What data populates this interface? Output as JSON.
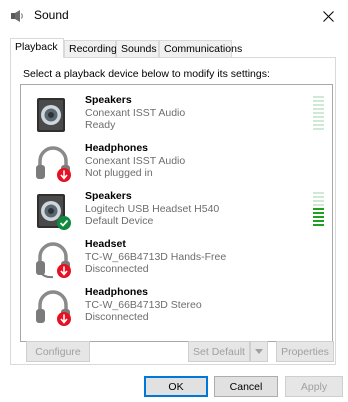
{
  "window": {
    "title": "Sound",
    "close_icon": "close-icon"
  },
  "tabs": [
    {
      "label": "Playback",
      "active": true
    },
    {
      "label": "Recording",
      "active": false
    },
    {
      "label": "Sounds",
      "active": false
    },
    {
      "label": "Communications",
      "active": false
    }
  ],
  "instruction": "Select a playback device below to modify its settings:",
  "devices": [
    {
      "name": "Speakers",
      "line1": "Conexant ISST Audio",
      "line2": "Ready",
      "icon": "speaker-icon",
      "status": "none",
      "meter_level": 0.0
    },
    {
      "name": "Headphones",
      "line1": "Conexant ISST Audio",
      "line2": "Not plugged in",
      "icon": "headphones-icon",
      "status": "unplugged",
      "meter_level": null
    },
    {
      "name": "Speakers",
      "line1": "Logitech USB Headset H540",
      "line2": "Default Device",
      "icon": "speaker-icon",
      "status": "default",
      "meter_level": 0.55
    },
    {
      "name": "Headset",
      "line1": "TC-W_66B4713D Hands-Free",
      "line2": "Disconnected",
      "icon": "headset-icon",
      "status": "disconnected",
      "meter_level": null
    },
    {
      "name": "Headphones",
      "line1": "TC-W_66B4713D Stereo",
      "line2": "Disconnected",
      "icon": "headphones-icon",
      "status": "disconnected",
      "meter_level": null
    }
  ],
  "buttons": {
    "configure": "Configure",
    "set_default": "Set Default",
    "properties": "Properties",
    "ok": "OK",
    "cancel": "Cancel",
    "apply": "Apply"
  },
  "colors": {
    "accent": "#0078d7",
    "default_check": "#10893e",
    "error_badge": "#e81123",
    "meter_active": "#20a020"
  }
}
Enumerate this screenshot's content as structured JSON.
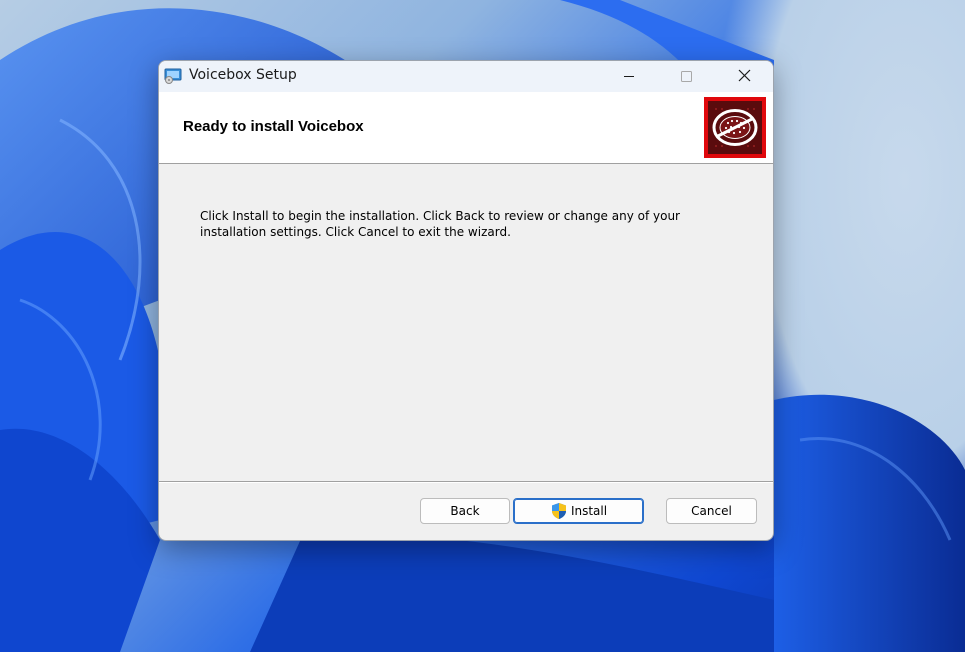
{
  "window": {
    "title": "Voicebox Setup",
    "app_icon": "installer-icon",
    "controls": {
      "minimize": "minimize-icon",
      "maximize": "maximize-icon",
      "close": "close-icon"
    }
  },
  "banner": {
    "title": "Ready to install Voicebox",
    "logo": "voicebox-logo-icon"
  },
  "body": {
    "text": "Click Install to begin the installation. Click Back to review or change any of your installation settings. Click Cancel to exit the wizard."
  },
  "footer": {
    "back_label": "Back",
    "install_label": "Install",
    "install_icon": "uac-shield-icon",
    "cancel_label": "Cancel"
  },
  "colors": {
    "logo_bg": "#e0080c",
    "primary_border": "#2a6fc9"
  }
}
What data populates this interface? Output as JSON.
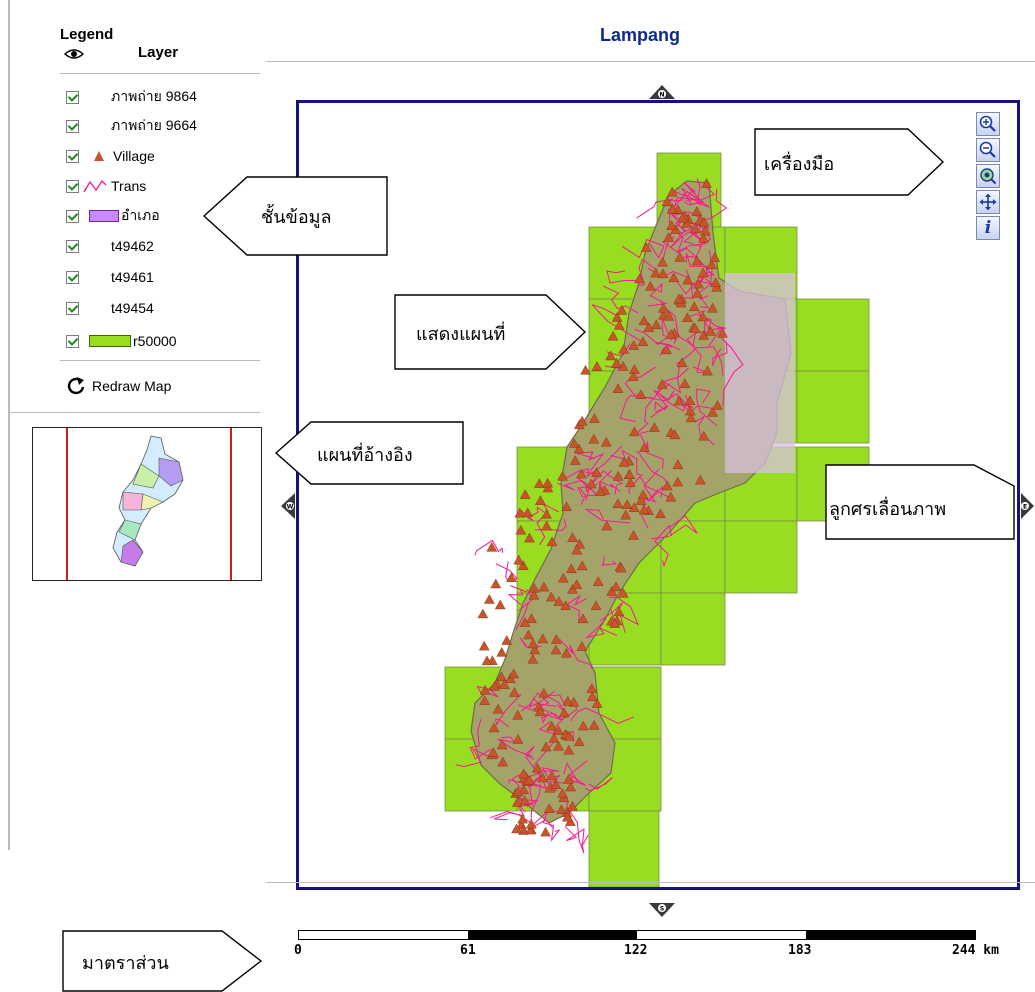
{
  "legend": {
    "title": "Legend",
    "layer_header": "Layer",
    "layers": [
      {
        "label": "ภาพถ่าย 9864",
        "checked": true
      },
      {
        "label": "ภาพถ่าย 9664",
        "checked": true
      },
      {
        "label": "Village",
        "checked": true,
        "symbol": "triangle-icon"
      },
      {
        "label": "Trans",
        "checked": true,
        "symbol": "line-icon"
      },
      {
        "label": "อำเภอ",
        "checked": true,
        "symbol": "purple-fill"
      },
      {
        "label": "t49462",
        "checked": true
      },
      {
        "label": "t49461",
        "checked": true
      },
      {
        "label": "t49454",
        "checked": true
      },
      {
        "label": "r50000",
        "checked": true,
        "symbol": "green-fill"
      }
    ],
    "redraw_label": "Redraw Map"
  },
  "map": {
    "title": "Lampang",
    "pan_labels": {
      "north": "N",
      "south": "S",
      "east": "E",
      "west": "W"
    }
  },
  "toolbar": {
    "tools": [
      "zoom-in-icon",
      "zoom-out-icon",
      "full-extent-icon",
      "pan-icon",
      "identify-icon"
    ],
    "identify_glyph": "i"
  },
  "callouts": {
    "tools": "เครื่องมือ",
    "layers": "ชั้นข้อมูล",
    "map_display": "แสดงแผนที่",
    "reference_map": "แผนที่อ้างอิง",
    "pan_arrows": "ลูกศรเลื่อนภาพ",
    "scale": "มาตราส่วน"
  },
  "scale_bar": {
    "ticks": [
      "0",
      "61",
      "122",
      "183",
      "244 km"
    ]
  },
  "colors": {
    "frame": "#13137a",
    "title": "#0e2a8a",
    "grid_fill": "#99dd22",
    "province_fill": "#a4a36a",
    "roads": "#ff1493",
    "villages": "#c8552a"
  }
}
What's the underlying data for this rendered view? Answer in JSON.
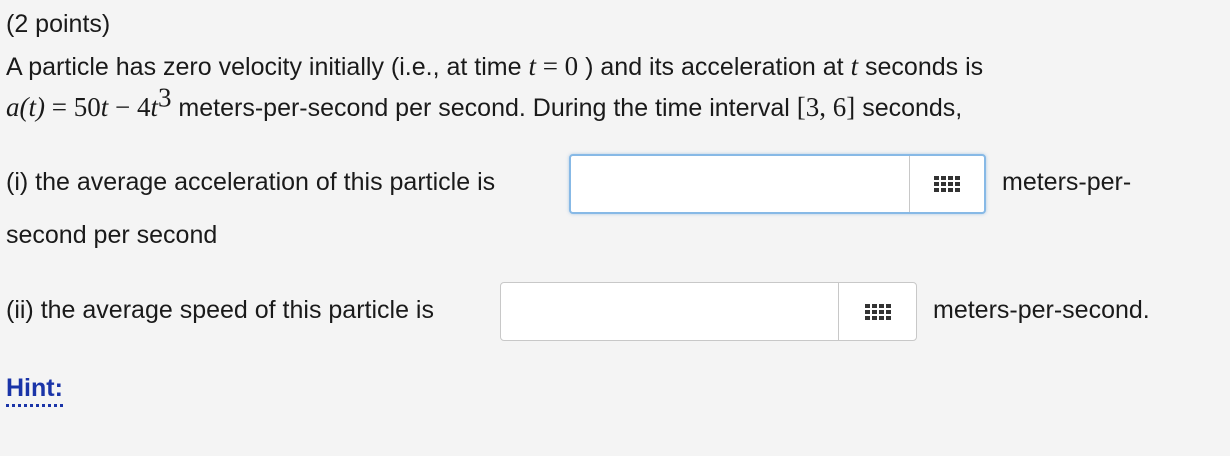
{
  "problem": {
    "points": "(2 points)",
    "line1": {
      "text_a": "A particle has zero velocity initially (i.e., at time ",
      "var_t": "t",
      "equals_zero": " = 0",
      "text_b": " ) and its acceleration at ",
      "var_t2": "t",
      "text_c": " seconds is"
    },
    "line2": {
      "a_t": "a",
      "paren_t": "(t)",
      "eq": " = 50",
      "t1": "t",
      "minus": " − 4",
      "t2": "t",
      "exp": "3",
      "text_a": " meters-per-second per second. During the time interval ",
      "interval": "[3, 6]",
      "text_b": " seconds,"
    }
  },
  "part1": {
    "label": "(i) the average acceleration of this particle is",
    "input_value": "",
    "unit_a": "meters-per-",
    "unit_b": "second per second"
  },
  "part2": {
    "label": "(ii) the average speed of this particle is",
    "input_value": "",
    "unit": "meters-per-second."
  },
  "hint": "Hint:",
  "icons": {
    "keypad": "keypad-grid-icon"
  },
  "colors": {
    "background": "#f4f4f4",
    "hint": "#1a34a8",
    "focus_border": "#87b9e6"
  }
}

* **Work required**
Copy every line of the data that holds the string "interval".

* **Exercise result**
      "text_a": " meters-per-second per second. During the time interval ",
      "interval": "[3, 6]",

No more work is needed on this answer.